**Given problem:**
Answer these from the forum post on voltage references:
(a) Which six 0-to-peak output voltages does the amplifier need?
(b) Through what resistor will the reference voltages be tied to the opamp's inverting input?
(c) What does the poster plan to use as the reference input for the 15-volt 0-peak level?

** Begin Provided passage **

T
Thomas P. Gootee
Guest
"Best way to get multiple voltage references?"
This may be obvious and trivial for those of you who are "real" analog
designers. But I don't have much experience with voltage references,
and no one else to ask.
The Situation/Background:
I have a self-designed piece of test equipment (a curve tracer), for
which I've almost completed re-designing the power amplifier's
gain-setting network. The amplifier only needs to have six different
0-to-peak output voltages: 0.5, 3, 6, 9, 12, and 15 volts, which are
controlled by a rotary switch.
The old design used an array of resistors, to set the gain for various
combinations of the controls' settings, to maintain the correct p-p
output voltage level. That was somewhat unsatisfactory, for several
reasons.
I now (will) use an AGC (automatic gain control) feedback control
loop, using three opamps, that derives (from the actual output) a DC
voltage equal to the 0-peak voltage and then subtracts a reference
voltage (DC, equal to the *desired* 0-peak amplitude) from it, to get
an "error signal", to drive the LED in a VACTROL (LED and photocell)
used as a variable resistor, to set the LM1875T amplifier's gain. (The
way the circuit is designed, I actually need negative reference
voltages.)
The Quest:
Everything is great, except that I am still trying to decide what is
the "best" way to derive the reference voltages. They wouldn't need to
be able to supply much current, since they will be tied to an opamp's
inverting input, through a 10K resistor. Needless to say, maybe: I
would like them to be as accurate and precise as possible, within my
cost ("low") and size ("small") constraints.
The unit's power supply produces + and - 15 to 18 volts (those CAN be
varied, although they "normally" wouldn't be), and +5 volts, all
usually with <= 10-20 mV of noise.
The available single-sided PCB space for the voltage references is
about 3/8-inch x 3 inches (about 0.95 cm x 7.62 cm), with other traces
right at each boundary. But I could probably squeeze the rest of the
layout to increase that to at least 1/2-inch x 3 1/2 inches (1.27 cm x
8.9 cm). The negative P.S. rail is available at one of the shorter
sides of that area. And ground is available all along one of the long
sides. Five pads, for wires to go to a rotary switch, also need to fit
in there.
I will probably just use the power supply's negative output voltage as
the reference-input for the highest (15 volts 0-peak) output level.

** End Provided passage **
** Begin Entries supplied **

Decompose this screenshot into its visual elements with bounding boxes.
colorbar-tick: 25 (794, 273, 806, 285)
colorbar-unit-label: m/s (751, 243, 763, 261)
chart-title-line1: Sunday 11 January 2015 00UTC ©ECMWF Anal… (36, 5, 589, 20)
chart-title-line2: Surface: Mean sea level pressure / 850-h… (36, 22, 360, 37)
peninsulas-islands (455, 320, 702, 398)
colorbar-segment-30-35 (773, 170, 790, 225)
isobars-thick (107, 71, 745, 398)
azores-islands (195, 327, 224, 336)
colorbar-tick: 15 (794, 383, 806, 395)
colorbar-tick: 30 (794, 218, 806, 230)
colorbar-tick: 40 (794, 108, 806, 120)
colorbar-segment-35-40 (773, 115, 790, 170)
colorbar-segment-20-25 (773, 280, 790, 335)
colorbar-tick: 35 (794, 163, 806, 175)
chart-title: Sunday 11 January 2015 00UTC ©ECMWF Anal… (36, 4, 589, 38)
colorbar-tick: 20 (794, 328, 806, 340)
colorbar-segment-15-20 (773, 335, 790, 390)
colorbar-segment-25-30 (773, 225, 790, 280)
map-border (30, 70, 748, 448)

** End Entries supplied **

**Written solution:**
(a) 0.5, 3, 6, 9, 12, and 15 volts
(b) A 10K resistor
(c) The power supply's negative output voltage